- _Work to complete_
Repeat every entry in the listing below, exactly.

>> Start

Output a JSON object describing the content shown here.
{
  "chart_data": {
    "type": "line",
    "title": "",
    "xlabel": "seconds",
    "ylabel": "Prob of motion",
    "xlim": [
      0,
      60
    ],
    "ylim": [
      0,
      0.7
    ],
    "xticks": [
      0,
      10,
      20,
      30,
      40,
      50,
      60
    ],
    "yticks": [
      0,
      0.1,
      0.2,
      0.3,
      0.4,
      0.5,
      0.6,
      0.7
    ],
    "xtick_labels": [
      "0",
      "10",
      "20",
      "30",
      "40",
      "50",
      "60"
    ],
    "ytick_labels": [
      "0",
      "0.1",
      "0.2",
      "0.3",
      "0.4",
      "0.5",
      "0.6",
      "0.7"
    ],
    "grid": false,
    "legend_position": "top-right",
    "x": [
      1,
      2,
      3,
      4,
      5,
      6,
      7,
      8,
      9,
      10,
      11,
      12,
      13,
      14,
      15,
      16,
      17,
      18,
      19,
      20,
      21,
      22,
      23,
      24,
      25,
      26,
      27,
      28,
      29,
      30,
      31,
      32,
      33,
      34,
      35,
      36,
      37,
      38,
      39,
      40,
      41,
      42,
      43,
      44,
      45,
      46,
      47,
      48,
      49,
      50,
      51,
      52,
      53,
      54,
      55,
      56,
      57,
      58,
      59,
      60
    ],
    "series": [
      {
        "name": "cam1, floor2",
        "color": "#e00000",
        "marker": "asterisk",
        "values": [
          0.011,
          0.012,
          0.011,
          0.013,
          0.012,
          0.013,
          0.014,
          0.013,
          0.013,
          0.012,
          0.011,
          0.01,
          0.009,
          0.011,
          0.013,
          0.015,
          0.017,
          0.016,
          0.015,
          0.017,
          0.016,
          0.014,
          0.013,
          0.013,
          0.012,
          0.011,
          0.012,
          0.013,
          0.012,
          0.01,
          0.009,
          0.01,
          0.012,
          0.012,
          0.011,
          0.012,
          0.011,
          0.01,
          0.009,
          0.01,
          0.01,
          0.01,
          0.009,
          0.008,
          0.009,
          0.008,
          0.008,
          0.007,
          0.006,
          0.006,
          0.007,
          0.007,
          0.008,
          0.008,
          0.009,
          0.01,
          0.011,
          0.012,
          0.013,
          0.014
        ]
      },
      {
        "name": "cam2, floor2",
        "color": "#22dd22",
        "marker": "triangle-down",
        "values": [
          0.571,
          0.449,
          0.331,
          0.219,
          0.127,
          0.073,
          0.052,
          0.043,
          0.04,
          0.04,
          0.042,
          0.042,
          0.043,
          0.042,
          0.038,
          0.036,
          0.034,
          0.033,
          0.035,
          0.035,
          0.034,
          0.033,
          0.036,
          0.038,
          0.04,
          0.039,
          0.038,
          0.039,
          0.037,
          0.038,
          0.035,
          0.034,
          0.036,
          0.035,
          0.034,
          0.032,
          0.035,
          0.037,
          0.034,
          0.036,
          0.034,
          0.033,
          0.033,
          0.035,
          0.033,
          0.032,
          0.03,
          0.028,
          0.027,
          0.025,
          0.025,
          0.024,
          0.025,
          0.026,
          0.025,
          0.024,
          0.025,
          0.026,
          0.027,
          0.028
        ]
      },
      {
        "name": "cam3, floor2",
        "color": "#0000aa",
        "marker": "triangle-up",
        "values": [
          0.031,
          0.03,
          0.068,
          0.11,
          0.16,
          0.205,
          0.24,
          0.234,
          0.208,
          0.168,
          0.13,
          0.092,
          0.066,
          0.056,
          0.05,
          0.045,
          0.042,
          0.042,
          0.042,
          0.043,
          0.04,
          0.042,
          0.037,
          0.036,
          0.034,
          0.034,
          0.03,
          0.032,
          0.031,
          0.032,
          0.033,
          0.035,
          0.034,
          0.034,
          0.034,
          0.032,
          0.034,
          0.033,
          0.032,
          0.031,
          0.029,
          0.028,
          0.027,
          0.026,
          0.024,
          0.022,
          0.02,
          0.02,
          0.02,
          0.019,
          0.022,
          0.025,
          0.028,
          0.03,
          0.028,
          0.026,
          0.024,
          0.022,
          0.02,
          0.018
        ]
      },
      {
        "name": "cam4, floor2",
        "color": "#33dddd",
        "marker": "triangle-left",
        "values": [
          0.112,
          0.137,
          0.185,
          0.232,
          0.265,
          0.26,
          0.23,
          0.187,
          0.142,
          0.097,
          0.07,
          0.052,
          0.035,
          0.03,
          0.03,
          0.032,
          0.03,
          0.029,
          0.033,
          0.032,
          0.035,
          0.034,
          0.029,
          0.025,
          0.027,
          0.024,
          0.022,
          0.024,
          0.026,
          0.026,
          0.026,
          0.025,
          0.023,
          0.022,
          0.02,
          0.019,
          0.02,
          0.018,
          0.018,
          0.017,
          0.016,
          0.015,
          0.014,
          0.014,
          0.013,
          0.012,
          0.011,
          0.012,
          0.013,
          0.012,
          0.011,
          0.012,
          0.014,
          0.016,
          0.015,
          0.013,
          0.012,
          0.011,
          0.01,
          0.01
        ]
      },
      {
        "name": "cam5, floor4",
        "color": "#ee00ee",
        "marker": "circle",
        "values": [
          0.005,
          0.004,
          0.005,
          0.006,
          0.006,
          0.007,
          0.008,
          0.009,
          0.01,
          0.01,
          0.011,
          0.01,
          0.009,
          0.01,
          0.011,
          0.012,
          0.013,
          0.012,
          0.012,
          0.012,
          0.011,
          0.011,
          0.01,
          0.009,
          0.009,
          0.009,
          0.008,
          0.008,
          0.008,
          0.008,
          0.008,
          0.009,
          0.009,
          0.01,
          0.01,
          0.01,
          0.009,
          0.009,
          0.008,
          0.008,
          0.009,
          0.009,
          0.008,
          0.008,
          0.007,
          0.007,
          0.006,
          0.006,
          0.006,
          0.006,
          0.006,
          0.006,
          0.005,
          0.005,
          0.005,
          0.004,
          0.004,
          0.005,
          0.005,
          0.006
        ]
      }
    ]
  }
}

>> End

- _Solution to the exercise_
Output a JSON object describing the content shown here.
{
  "chart_data": {
    "type": "line",
    "title": "",
    "xlabel": "seconds",
    "ylabel": "Prob of motion",
    "xlim": [
      0,
      60
    ],
    "ylim": [
      0,
      0.7
    ],
    "xticks": [
      0,
      10,
      20,
      30,
      40,
      50,
      60
    ],
    "yticks": [
      0,
      0.1,
      0.2,
      0.3,
      0.4,
      0.5,
      0.6,
      0.7
    ],
    "xtick_labels": [
      "0",
      "10",
      "20",
      "30",
      "40",
      "50",
      "60"
    ],
    "ytick_labels": [
      "0",
      "0.1",
      "0.2",
      "0.3",
      "0.4",
      "0.5",
      "0.6",
      "0.7"
    ],
    "grid": false,
    "legend_position": "top-right",
    "x": [
      1,
      2,
      3,
      4,
      5,
      6,
      7,
      8,
      9,
      10,
      11,
      12,
      13,
      14,
      15,
      16,
      17,
      18,
      19,
      20,
      21,
      22,
      23,
      24,
      25,
      26,
      27,
      28,
      29,
      30,
      31,
      32,
      33,
      34,
      35,
      36,
      37,
      38,
      39,
      40,
      41,
      42,
      43,
      44,
      45,
      46,
      47,
      48,
      49,
      50,
      51,
      52,
      53,
      54,
      55,
      56,
      57,
      58,
      59,
      60
    ],
    "series": [
      {
        "name": "cam1, floor2",
        "color": "#e00000",
        "marker": "asterisk",
        "values": [
          0.011,
          0.012,
          0.011,
          0.013,
          0.012,
          0.013,
          0.014,
          0.013,
          0.013,
          0.012,
          0.011,
          0.01,
          0.009,
          0.011,
          0.013,
          0.015,
          0.017,
          0.016,
          0.015,
          0.017,
          0.016,
          0.014,
          0.013,
          0.013,
          0.012,
          0.011,
          0.012,
          0.013,
          0.012,
          0.01,
          0.009,
          0.01,
          0.012,
          0.012,
          0.011,
          0.012,
          0.011,
          0.01,
          0.009,
          0.01,
          0.01,
          0.01,
          0.009,
          0.008,
          0.009,
          0.008,
          0.008,
          0.007,
          0.006,
          0.006,
          0.007,
          0.007,
          0.008,
          0.008,
          0.009,
          0.01,
          0.011,
          0.012,
          0.013,
          0.014
        ]
      },
      {
        "name": "cam2, floor2",
        "color": "#22dd22",
        "marker": "triangle-down",
        "values": [
          0.571,
          0.449,
          0.331,
          0.219,
          0.127,
          0.073,
          0.052,
          0.043,
          0.04,
          0.04,
          0.042,
          0.042,
          0.043,
          0.042,
          0.038,
          0.036,
          0.034,
          0.033,
          0.035,
          0.035,
          0.034,
          0.033,
          0.036,
          0.038,
          0.04,
          0.039,
          0.038,
          0.039,
          0.037,
          0.038,
          0.035,
          0.034,
          0.036,
          0.035,
          0.034,
          0.032,
          0.035,
          0.037,
          0.034,
          0.036,
          0.034,
          0.033,
          0.033,
          0.035,
          0.033,
          0.032,
          0.03,
          0.028,
          0.027,
          0.025,
          0.025,
          0.024,
          0.025,
          0.026,
          0.025,
          0.024,
          0.025,
          0.026,
          0.027,
          0.028
        ]
      },
      {
        "name": "cam3, floor2",
        "color": "#0000aa",
        "marker": "triangle-up",
        "values": [
          0.031,
          0.03,
          0.068,
          0.11,
          0.16,
          0.205,
          0.24,
          0.234,
          0.208,
          0.168,
          0.13,
          0.092,
          0.066,
          0.056,
          0.05,
          0.045,
          0.042,
          0.042,
          0.042,
          0.043,
          0.04,
          0.042,
          0.037,
          0.036,
          0.034,
          0.034,
          0.03,
          0.032,
          0.031,
          0.032,
          0.033,
          0.035,
          0.034,
          0.034,
          0.034,
          0.032,
          0.034,
          0.033,
          0.032,
          0.031,
          0.029,
          0.028,
          0.027,
          0.026,
          0.024,
          0.022,
          0.02,
          0.02,
          0.02,
          0.019,
          0.022,
          0.025,
          0.028,
          0.03,
          0.028,
          0.026,
          0.024,
          0.022,
          0.02,
          0.018
        ]
      },
      {
        "name": "cam4, floor2",
        "color": "#33dddd",
        "marker": "triangle-left",
        "values": [
          0.112,
          0.137,
          0.185,
          0.232,
          0.265,
          0.26,
          0.23,
          0.187,
          0.142,
          0.097,
          0.07,
          0.052,
          0.035,
          0.03,
          0.03,
          0.032,
          0.03,
          0.029,
          0.033,
          0.032,
          0.035,
          0.034,
          0.029,
          0.025,
          0.027,
          0.024,
          0.022,
          0.024,
          0.026,
          0.026,
          0.026,
          0.025,
          0.023,
          0.022,
          0.02,
          0.019,
          0.02,
          0.018,
          0.018,
          0.017,
          0.016,
          0.015,
          0.014,
          0.014,
          0.013,
          0.012,
          0.011,
          0.012,
          0.013,
          0.012,
          0.011,
          0.012,
          0.014,
          0.016,
          0.015,
          0.013,
          0.012,
          0.011,
          0.01,
          0.01
        ]
      },
      {
        "name": "cam5, floor4",
        "color": "#ee00ee",
        "marker": "circle",
        "values": [
          0.005,
          0.004,
          0.005,
          0.006,
          0.006,
          0.007,
          0.008,
          0.009,
          0.01,
          0.01,
          0.011,
          0.01,
          0.009,
          0.01,
          0.011,
          0.012,
          0.013,
          0.012,
          0.012,
          0.012,
          0.011,
          0.011,
          0.01,
          0.009,
          0.009,
          0.009,
          0.008,
          0.008,
          0.008,
          0.008,
          0.008,
          0.009,
          0.009,
          0.01,
          0.01,
          0.01,
          0.009,
          0.009,
          0.008,
          0.008,
          0.009,
          0.009,
          0.008,
          0.008,
          0.007,
          0.007,
          0.006,
          0.006,
          0.006,
          0.006,
          0.006,
          0.006,
          0.005,
          0.005,
          0.005,
          0.004,
          0.004,
          0.005,
          0.005,
          0.006
        ]
      }
    ]
  }
}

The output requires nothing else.